begin
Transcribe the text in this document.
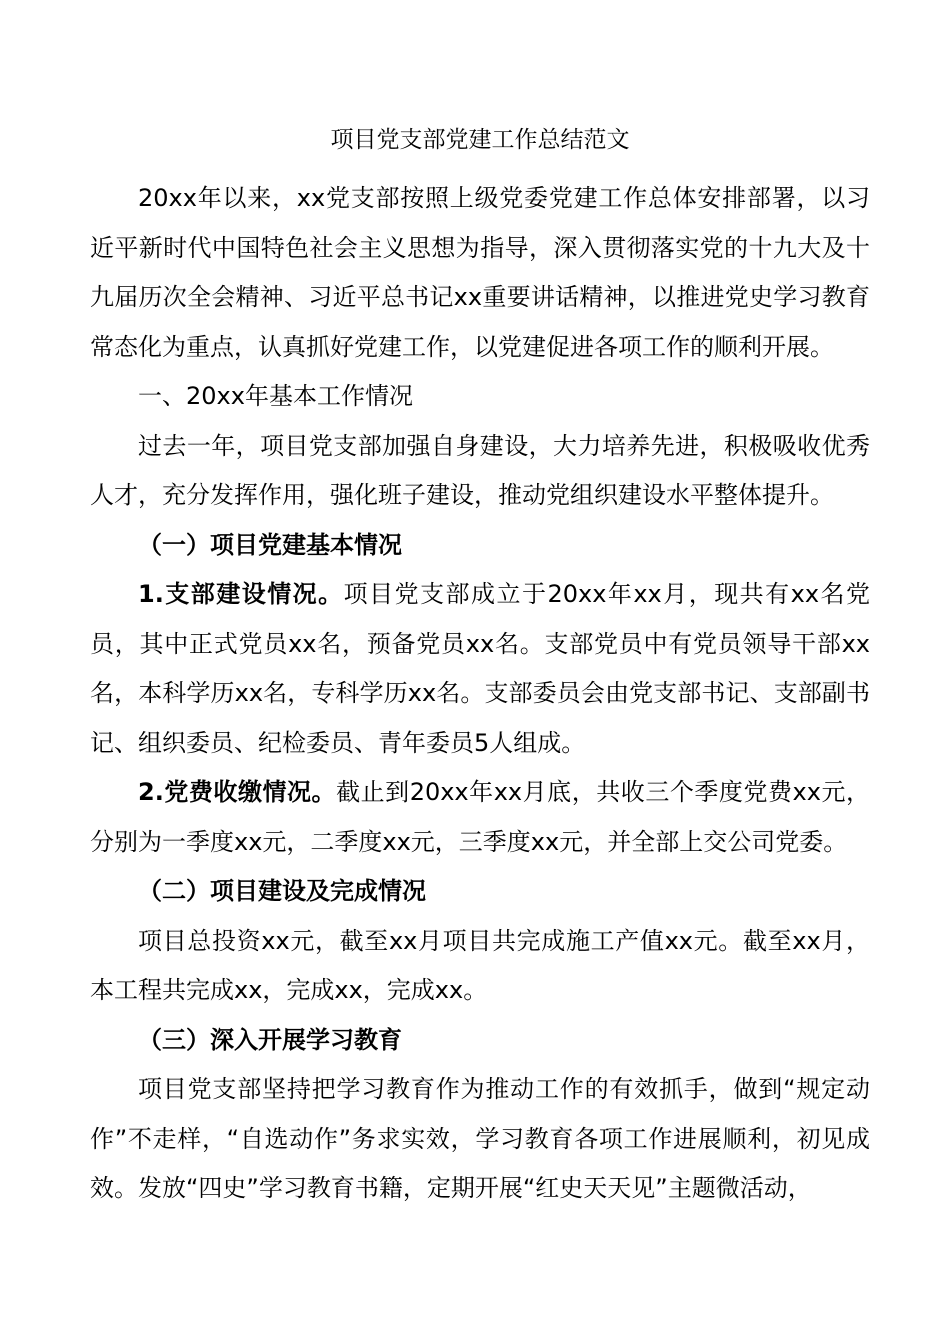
项目党支部党建工作总结范文

20xx年以来，xx党支部按照上级党委党建工作总体安排部署，以习近平新时代中国特色社会主义思想为指导，深入贯彻落实党的十九大及十九届历次全会精神、习近平总书记xx重要讲话精神，以推进党史学习教育常态化为重点，认真抓好党建工作，以党建促进各项工作的顺利开展。

一、20xx年基本工作情况

过去一年，项目党支部加强自身建设，大力培养先进，积极吸收优秀人才，充分发挥作用，强化班子建设，推动党组织建设水平整体提升。

（一）项目党建基本情况

1.支部建设情况。项目党支部成立于20xx年xx月，现共有xx名党员，其中正式党员xx名，预备党员xx名。支部党员中有党员领导干部xx名，本科学历xx名，专科学历xx名。支部委员会由党支部书记、支部副书记、组织委员、纪检委员、青年委员5人组成。

2.党费收缴情况。截止到20xx年xx月底，共收三个季度党费xx元，分别为一季度xx元，二季度xx元，三季度xx元，并全部上交公司党委。

（二）项目建设及完成情况

项目总投资xx元，截至xx月项目共完成施工产值xx元。截至xx月，本工程共完成xx，完成xx，完成xx。

（三）深入开展学习教育

项目党支部坚持把学习教育作为推动工作的有效抓手，做到“规定动作”不走样，“自选动作”务求实效，学习教育各项工作进展顺利，初见成效。发放“四史”学习教育书籍，定期开展“红史天天见”主题微活动，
end
_DIRECTIVE_:
Copy the material exactly. Do not include the pictures.

_EXERCISE SOLUTION_:
Transcribe the text in this document.
项目党支部党建工作总结范文

20xx年以来，xx党支部按照上级党委党建工作总体安排部署，以习近平新时代中国特色社会主义思想为指导，深入贯彻落实党的十九大及十九届历次全会精神、习近平总书记xx重要讲话精神，以推进党史学习教育常态化为重点，认真抓好党建工作，以党建促进各项工作的顺利开展。

一、20xx年基本工作情况

过去一年，项目党支部加强自身建设，大力培养先进，积极吸收优秀人才，充分发挥作用，强化班子建设，推动党组织建设水平整体提升。

（一）项目党建基本情况

1.支部建设情况。项目党支部成立于20xx年xx月，现共有xx名党员，其中正式党员xx名，预备党员xx名。支部党员中有党员领导干部xx名，本科学历xx名，专科学历xx名。支部委员会由党支部书记、支部副书记、组织委员、纪检委员、青年委员5人组成。

2.党费收缴情况。截止到20xx年xx月底，共收三个季度党费xx元，分别为一季度xx元，二季度xx元，三季度xx元，并全部上交公司党委。

（二）项目建设及完成情况

项目总投资xx元，截至xx月项目共完成施工产值xx元。截至xx月，本工程共完成xx，完成xx，完成xx。

（三）深入开展学习教育

项目党支部坚持把学习教育作为推动工作的有效抓手，做到“规定动作”不走样，“自选动作”务求实效，学习教育各项工作进展顺利，初见成效。发放“四史”学习教育书籍，定期开展“红史天天见”主题微活动，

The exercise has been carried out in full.